◆ WHAT THE TASK REQUIRES:
Count how many lines of the material contain the string "Käytetyimmät", then give that number and nothing more.

◆ DATASET RECORDS:
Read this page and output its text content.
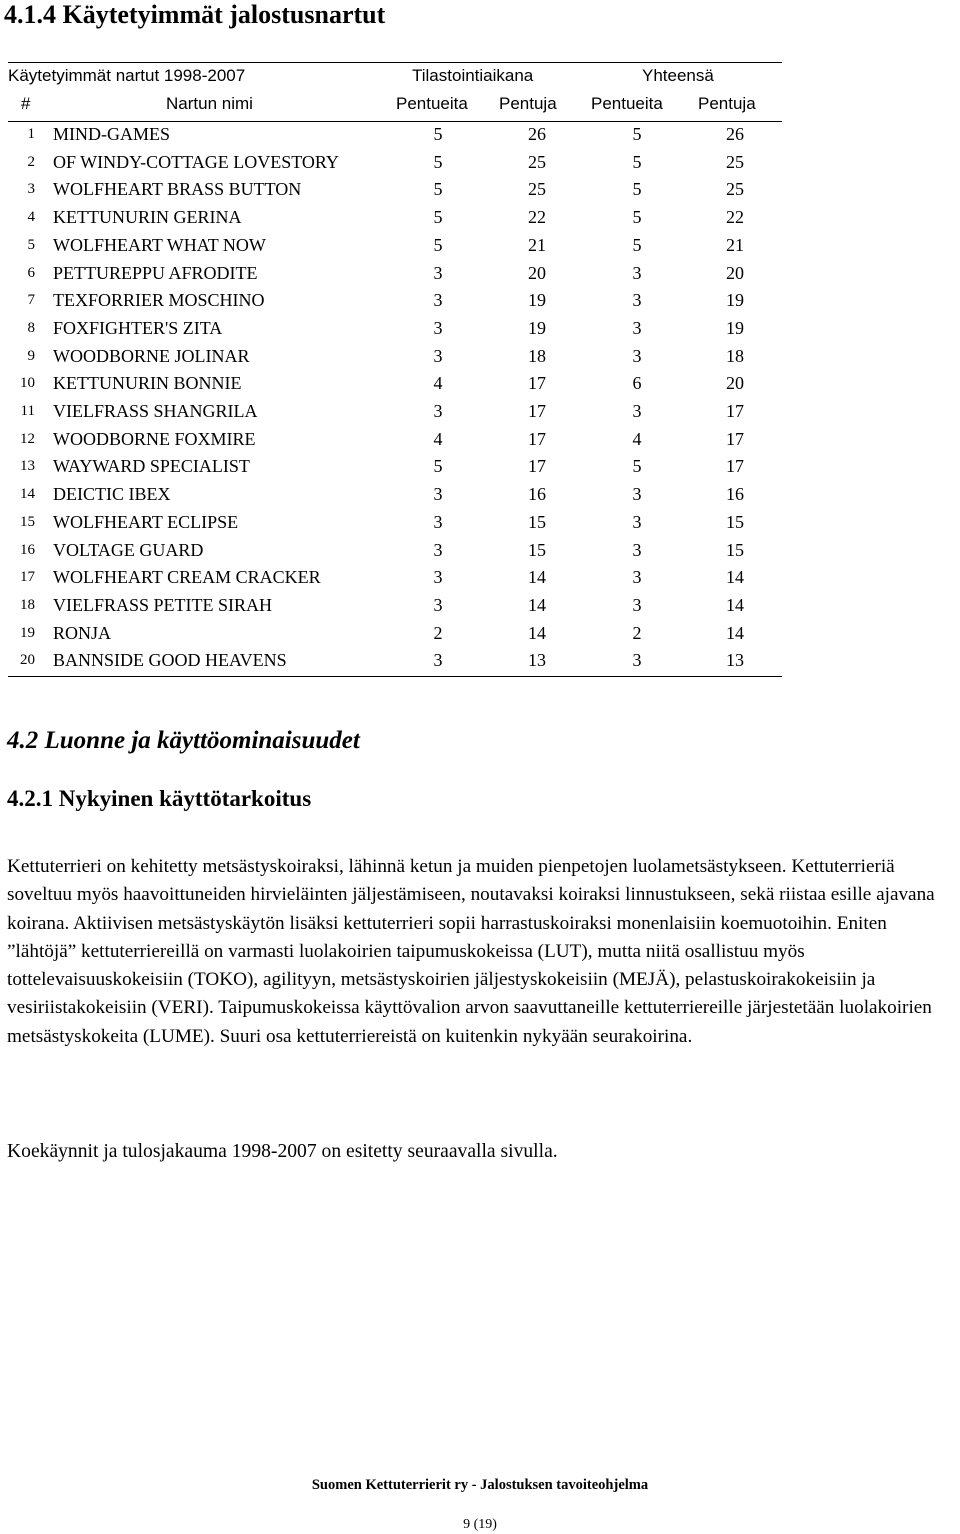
4.1.4 Käytetyimmät jalostusnartut
Käytetyimmät nartut 1998-2007	Tilastointiaikana	Yhteensä
#	Nartun nimi	Pentueita Pentuja Pentueita Pentuja
1 MIND-GAMES	5	26	5	26
2 OF WINDY-COTTAGE LOVESTORY	5	25	5	25
3 WOLFHEART BRASS BUTTON	5	25	5	25
4 KETTUNURIN GERINA	5	22	5	22
5 WOLFHEART WHAT NOW	5	21	5	21
6 PETTUREPPU AFRODITE	3	20	3	20
7 TEXFORRIER MOSCHINO	3	19	3	19
8 FOXFIGHTER'S ZITA	3	19	3	19
9 WOODBORNE JOLINAR	3	18	3	18
10 KETTUNURIN BONNIE	4	17	6	20
11 VIELFRASS SHANGRILA	3	17	3	17
12 WOODBORNE FOXMIRE	4	17	4	17
13 WAYWARD SPECIALIST	5	17	5	17
14 DEICTIC IBEX	3	16	3	16
15 WOLFHEART ECLIPSE	3	15	3	15
16 VOLTAGE GUARD	3	15	3	15
17 WOLFHEART CREAM CRACKER	3	14	3	14
18 VIELFRASS PETITE SIRAH	3	14	3	14
19 RONJA	2	14	2	14
20 BANNSIDE GOOD HEAVENS	3	13	3	13
4.2 Luonne ja käyttöominaisuudet
4.2.1 Nykyinen käyttötarkoitus
Kettuterrieri on kehitetty metsästyskoiraksi, lähinnä ketun ja muiden pienpetojen luolametsästykseen. Kettuterrieriä soveltuu myös haavoittuneiden hirvieläinten jäljestämiseen, noutavaksi koiraksi linnustukseen, sekä riistaa esille ajavana koirana. Aktiivisen metsästyskäytön lisäksi kettuterrieri sopii harrastuskoiraksi monenlaisiin koemuotoihin. Eniten ”lähtöjä” kettuterriereillä on varmasti luolakoirien taipumuskokeissa (LUT), mutta niitä osallistuu myös tottelevaisuuskokeisiin (TOKO), agilityyn, metsästyskoirien jäljestyskokeisiin (MEJÄ), pelastuskoirakokeisiin ja vesiriistakokeisiin (VERI). Taipumuskokeissa käyttövalion arvon saavuttaneille kettuterriereille järjestetään luolakoirien metsästyskokeita (LUME). Suuri osa kettuterriereistä on kuitenkin nykyään seurakoirina.
Koekäynnit ja tulosjakauma 1998-2007 on esitetty seuraavalla sivulla.
Suomen Kettuterrierit ry - Jalostuksen tavoiteohjelma
9 (19)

◆ RESULT BELOW:
2